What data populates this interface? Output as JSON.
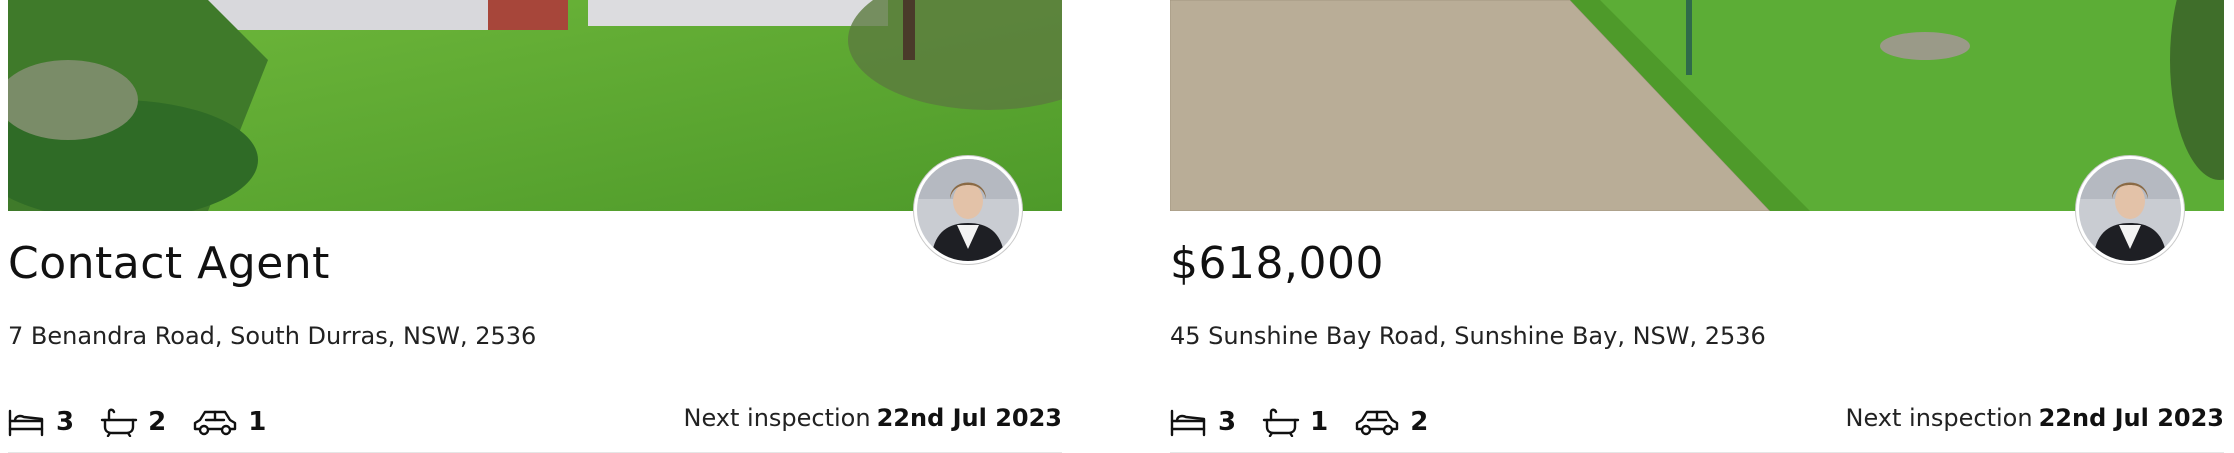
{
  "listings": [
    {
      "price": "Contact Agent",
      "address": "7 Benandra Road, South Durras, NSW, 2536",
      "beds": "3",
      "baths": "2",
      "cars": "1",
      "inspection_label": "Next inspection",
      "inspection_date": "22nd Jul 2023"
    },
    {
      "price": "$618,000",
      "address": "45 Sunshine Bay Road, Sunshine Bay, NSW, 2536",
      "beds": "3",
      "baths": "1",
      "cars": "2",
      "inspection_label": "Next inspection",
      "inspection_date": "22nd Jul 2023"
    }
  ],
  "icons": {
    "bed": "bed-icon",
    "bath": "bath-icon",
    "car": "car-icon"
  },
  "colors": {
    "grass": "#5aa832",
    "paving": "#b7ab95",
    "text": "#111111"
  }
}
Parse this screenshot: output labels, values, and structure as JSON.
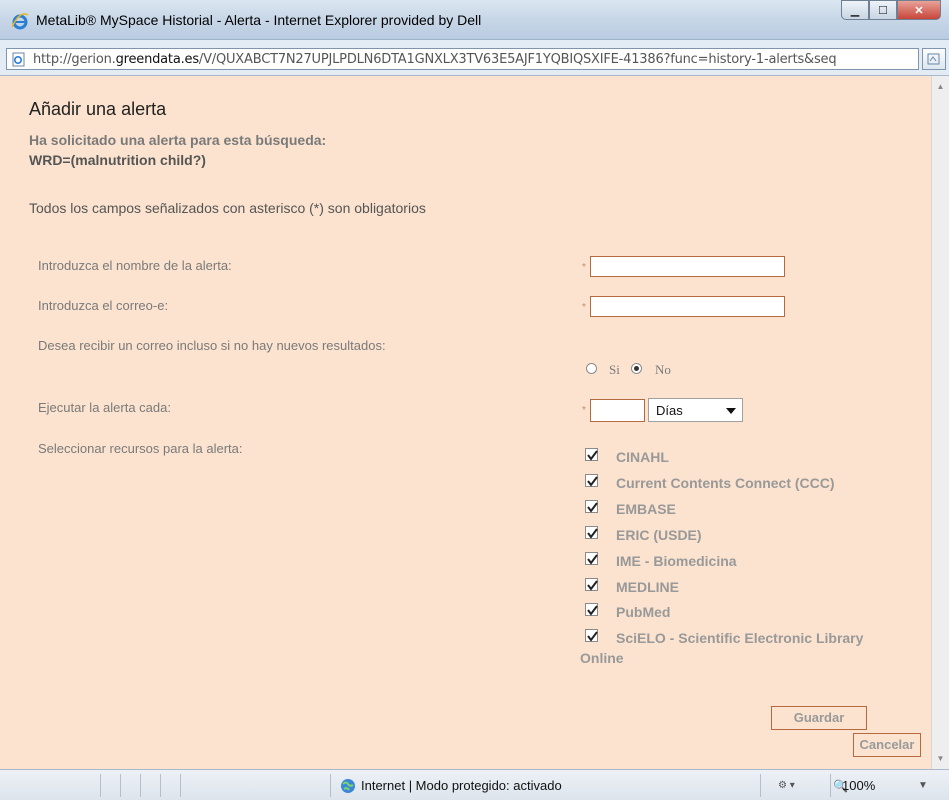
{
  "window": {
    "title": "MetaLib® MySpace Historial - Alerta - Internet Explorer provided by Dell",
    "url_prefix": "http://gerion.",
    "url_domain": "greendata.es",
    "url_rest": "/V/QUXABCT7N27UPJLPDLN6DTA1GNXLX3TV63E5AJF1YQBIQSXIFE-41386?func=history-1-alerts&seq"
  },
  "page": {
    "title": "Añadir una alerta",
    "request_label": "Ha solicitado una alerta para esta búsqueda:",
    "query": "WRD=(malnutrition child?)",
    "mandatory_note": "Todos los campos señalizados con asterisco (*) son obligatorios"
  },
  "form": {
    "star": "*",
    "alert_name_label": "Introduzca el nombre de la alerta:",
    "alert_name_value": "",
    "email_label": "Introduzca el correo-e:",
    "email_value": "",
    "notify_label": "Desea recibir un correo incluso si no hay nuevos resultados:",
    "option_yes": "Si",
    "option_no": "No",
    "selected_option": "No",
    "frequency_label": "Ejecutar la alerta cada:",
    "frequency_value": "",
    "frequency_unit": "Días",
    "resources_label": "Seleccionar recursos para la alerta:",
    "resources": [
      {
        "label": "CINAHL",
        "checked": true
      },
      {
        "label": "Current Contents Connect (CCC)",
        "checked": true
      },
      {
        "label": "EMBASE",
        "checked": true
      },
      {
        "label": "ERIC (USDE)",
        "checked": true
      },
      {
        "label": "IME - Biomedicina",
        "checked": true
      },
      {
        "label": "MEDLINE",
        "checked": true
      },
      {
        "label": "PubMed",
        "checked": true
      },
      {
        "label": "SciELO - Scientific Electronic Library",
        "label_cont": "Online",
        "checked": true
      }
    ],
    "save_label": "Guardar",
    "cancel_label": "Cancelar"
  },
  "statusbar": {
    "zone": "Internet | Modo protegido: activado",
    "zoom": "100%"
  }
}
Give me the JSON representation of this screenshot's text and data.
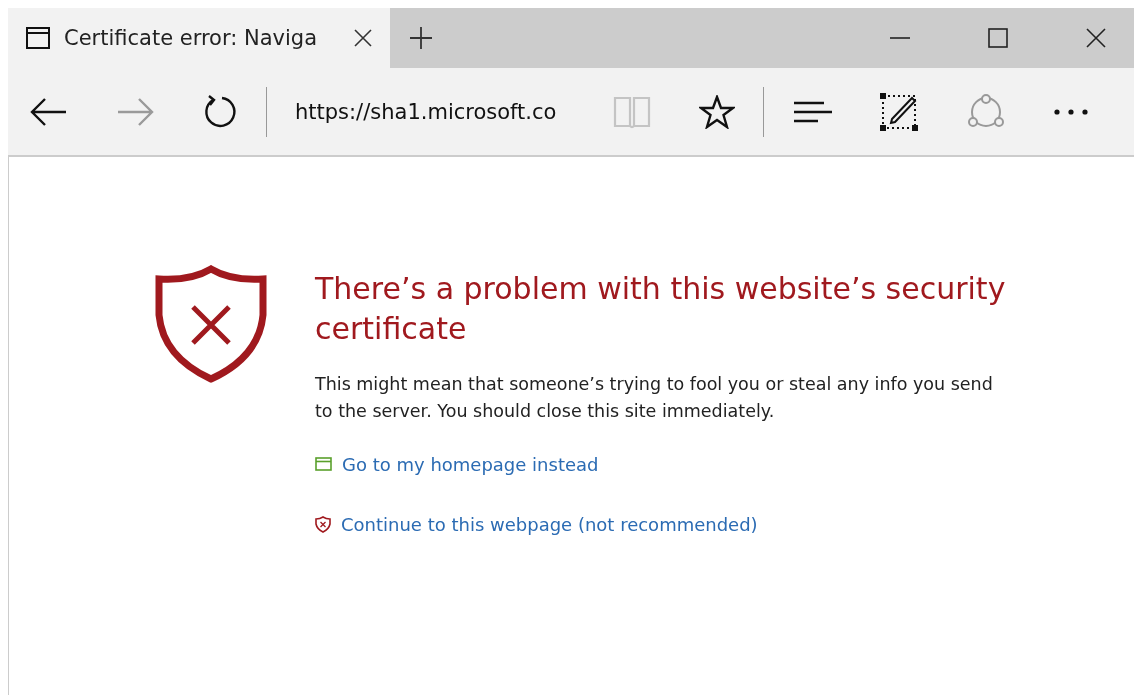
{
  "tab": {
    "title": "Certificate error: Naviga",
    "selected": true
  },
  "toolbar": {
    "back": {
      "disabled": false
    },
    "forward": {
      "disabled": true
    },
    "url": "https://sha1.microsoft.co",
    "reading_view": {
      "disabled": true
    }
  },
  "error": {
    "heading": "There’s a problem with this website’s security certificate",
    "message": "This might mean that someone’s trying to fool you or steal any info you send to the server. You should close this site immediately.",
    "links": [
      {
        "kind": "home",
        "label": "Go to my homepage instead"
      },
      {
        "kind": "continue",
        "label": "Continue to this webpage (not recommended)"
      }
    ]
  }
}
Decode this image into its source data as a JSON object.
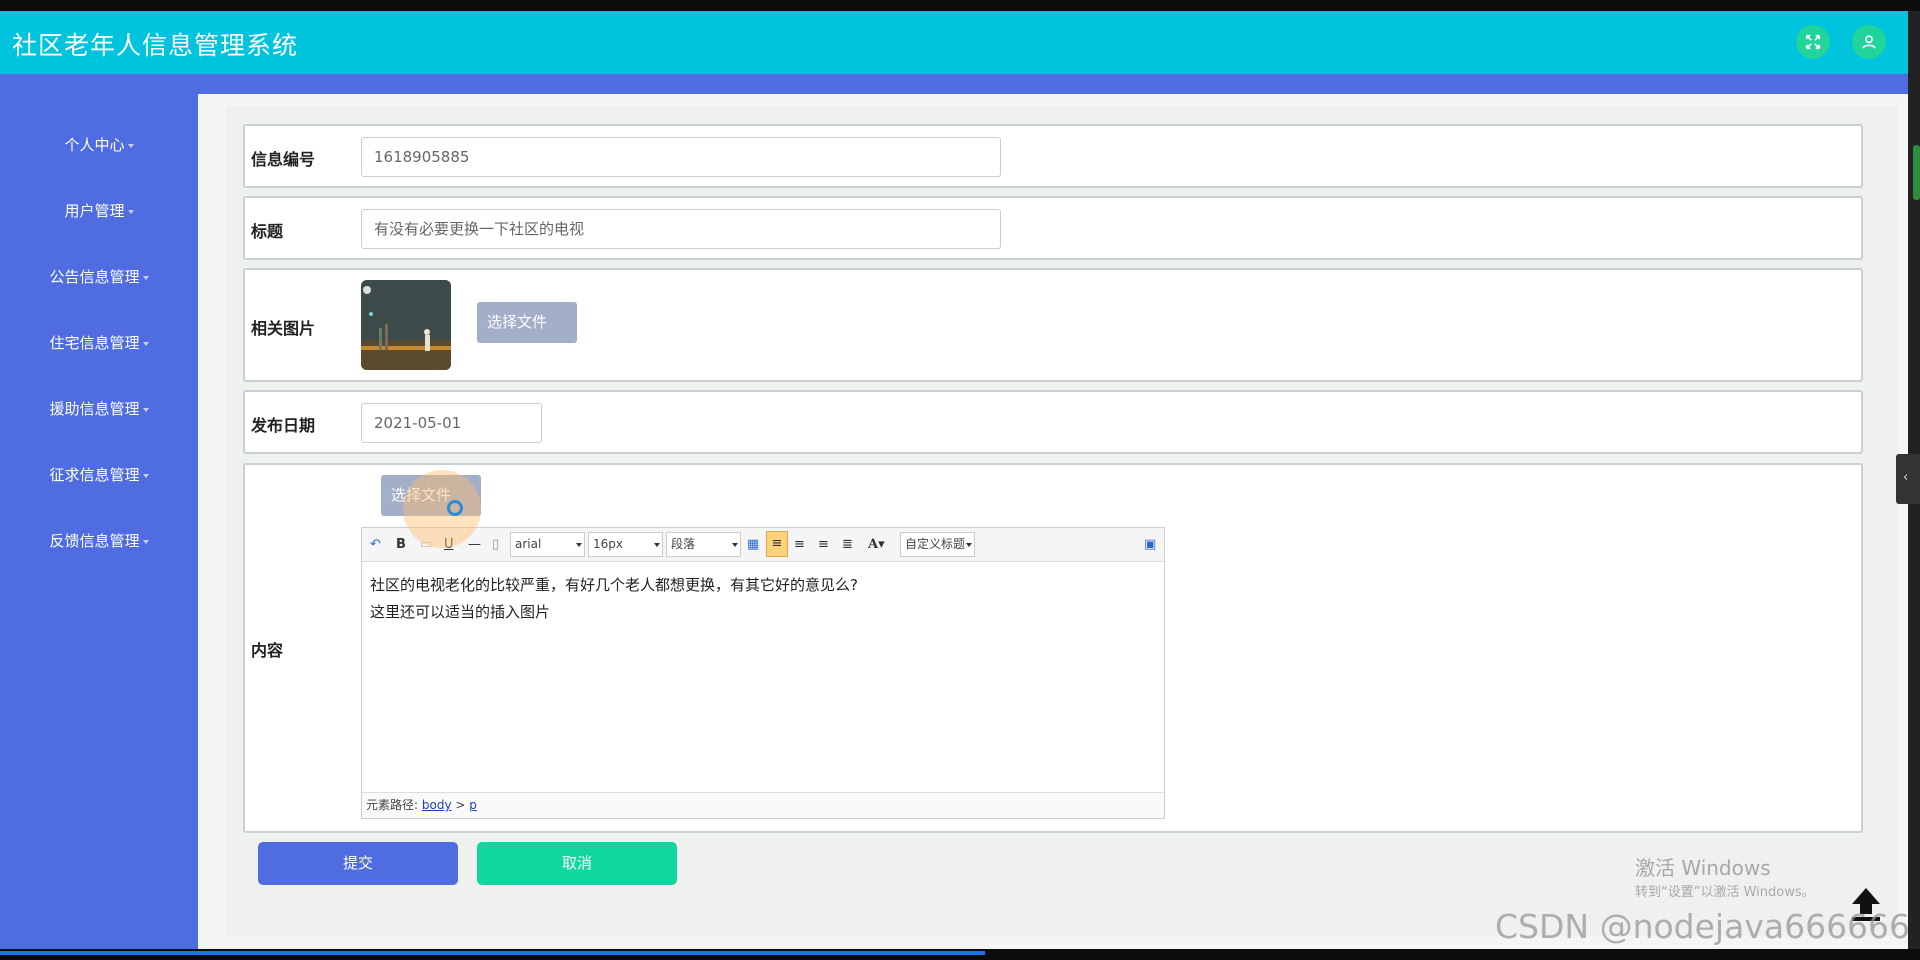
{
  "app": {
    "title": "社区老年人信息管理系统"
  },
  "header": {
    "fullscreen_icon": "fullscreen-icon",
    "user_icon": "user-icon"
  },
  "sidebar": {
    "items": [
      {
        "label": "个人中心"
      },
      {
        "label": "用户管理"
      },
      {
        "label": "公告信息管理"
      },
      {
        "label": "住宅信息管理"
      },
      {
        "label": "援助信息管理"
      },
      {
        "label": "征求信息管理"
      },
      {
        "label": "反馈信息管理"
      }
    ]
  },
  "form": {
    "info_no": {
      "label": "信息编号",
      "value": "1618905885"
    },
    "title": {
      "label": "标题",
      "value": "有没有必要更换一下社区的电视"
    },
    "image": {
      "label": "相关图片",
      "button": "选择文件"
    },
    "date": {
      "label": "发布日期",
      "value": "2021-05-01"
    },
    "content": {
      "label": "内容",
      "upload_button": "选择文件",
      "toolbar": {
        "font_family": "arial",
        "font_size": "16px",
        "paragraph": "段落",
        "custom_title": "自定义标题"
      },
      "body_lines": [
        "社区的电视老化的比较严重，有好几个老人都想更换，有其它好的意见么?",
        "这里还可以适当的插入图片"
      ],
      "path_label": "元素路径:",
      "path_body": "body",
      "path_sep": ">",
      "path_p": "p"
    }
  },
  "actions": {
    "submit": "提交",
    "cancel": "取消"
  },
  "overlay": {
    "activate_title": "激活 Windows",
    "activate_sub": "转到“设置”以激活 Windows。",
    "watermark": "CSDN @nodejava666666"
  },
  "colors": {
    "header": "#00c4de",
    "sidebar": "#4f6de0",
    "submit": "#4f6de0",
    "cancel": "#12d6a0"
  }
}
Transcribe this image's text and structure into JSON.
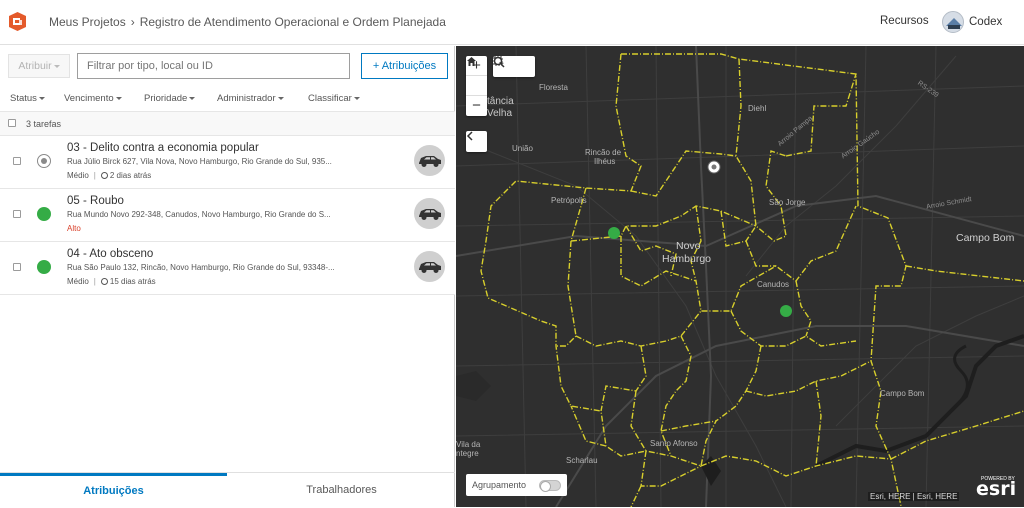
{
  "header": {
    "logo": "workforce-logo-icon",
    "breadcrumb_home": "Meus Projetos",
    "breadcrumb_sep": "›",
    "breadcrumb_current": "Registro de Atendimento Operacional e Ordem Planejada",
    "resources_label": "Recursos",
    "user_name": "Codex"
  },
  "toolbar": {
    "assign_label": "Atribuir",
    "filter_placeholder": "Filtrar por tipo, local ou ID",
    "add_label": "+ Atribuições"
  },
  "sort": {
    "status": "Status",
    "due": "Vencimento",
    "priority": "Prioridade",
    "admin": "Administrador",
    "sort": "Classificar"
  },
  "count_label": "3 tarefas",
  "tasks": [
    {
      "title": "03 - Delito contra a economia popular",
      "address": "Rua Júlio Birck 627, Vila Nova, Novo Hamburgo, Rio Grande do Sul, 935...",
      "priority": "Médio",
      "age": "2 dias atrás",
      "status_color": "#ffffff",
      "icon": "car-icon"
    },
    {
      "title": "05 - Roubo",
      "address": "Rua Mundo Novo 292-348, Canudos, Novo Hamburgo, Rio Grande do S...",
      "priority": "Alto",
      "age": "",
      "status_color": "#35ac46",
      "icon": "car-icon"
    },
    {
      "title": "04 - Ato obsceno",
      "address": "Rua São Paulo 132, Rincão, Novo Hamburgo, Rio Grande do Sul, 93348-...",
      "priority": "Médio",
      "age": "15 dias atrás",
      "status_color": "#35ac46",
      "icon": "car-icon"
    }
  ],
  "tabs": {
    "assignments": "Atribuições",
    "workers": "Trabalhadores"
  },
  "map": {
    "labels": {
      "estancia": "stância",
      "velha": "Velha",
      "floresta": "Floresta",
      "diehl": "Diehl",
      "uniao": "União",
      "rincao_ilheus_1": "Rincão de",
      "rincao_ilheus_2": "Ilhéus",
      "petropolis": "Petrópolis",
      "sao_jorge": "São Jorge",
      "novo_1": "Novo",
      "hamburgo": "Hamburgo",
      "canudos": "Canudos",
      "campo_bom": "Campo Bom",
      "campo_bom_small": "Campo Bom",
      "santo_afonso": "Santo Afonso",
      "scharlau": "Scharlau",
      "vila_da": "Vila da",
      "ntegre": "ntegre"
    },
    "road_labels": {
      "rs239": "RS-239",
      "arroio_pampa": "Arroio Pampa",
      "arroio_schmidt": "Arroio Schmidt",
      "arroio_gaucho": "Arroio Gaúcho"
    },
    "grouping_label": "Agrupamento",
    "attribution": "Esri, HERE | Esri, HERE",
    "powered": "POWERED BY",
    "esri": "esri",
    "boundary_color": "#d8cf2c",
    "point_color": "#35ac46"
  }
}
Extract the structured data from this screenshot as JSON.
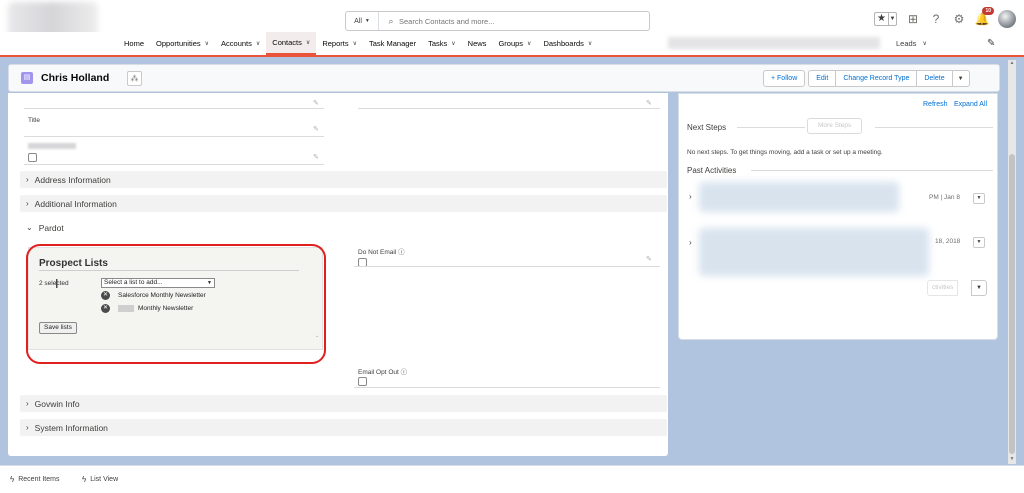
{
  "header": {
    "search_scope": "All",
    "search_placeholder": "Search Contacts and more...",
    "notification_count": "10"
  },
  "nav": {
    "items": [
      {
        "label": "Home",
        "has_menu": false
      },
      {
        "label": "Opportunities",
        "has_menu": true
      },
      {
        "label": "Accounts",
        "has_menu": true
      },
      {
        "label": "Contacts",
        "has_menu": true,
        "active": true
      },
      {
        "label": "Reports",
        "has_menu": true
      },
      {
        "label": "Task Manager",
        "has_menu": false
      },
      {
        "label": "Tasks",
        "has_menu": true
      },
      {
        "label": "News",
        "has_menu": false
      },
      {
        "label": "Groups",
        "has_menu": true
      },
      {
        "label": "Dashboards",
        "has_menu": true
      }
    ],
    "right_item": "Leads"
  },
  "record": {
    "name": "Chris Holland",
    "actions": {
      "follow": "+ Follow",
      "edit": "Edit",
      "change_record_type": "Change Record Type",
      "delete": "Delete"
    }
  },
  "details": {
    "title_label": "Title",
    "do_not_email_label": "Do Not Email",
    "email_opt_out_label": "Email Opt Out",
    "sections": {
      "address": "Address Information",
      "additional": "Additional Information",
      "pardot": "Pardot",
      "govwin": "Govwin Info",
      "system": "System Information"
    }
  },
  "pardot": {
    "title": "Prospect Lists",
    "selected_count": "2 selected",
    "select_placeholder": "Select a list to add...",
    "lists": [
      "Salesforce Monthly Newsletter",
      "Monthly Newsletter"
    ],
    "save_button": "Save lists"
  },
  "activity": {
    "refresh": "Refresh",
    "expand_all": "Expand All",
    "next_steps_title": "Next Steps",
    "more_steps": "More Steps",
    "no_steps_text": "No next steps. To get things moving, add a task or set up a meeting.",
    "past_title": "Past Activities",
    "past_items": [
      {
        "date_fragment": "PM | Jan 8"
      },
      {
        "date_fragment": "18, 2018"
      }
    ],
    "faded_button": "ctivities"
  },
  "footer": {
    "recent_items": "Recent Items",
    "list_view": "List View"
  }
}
..........
TASK DESCRIPTION: Which lines hold the word "Internet"? Copy each of them from the records.

EXERCISE OUTPUT:
    "title": "MetaLib® MySpace Historial - Alerta - Internet Explorer provided by Dell",
    "zone": "Internet | Modo protegido: activado",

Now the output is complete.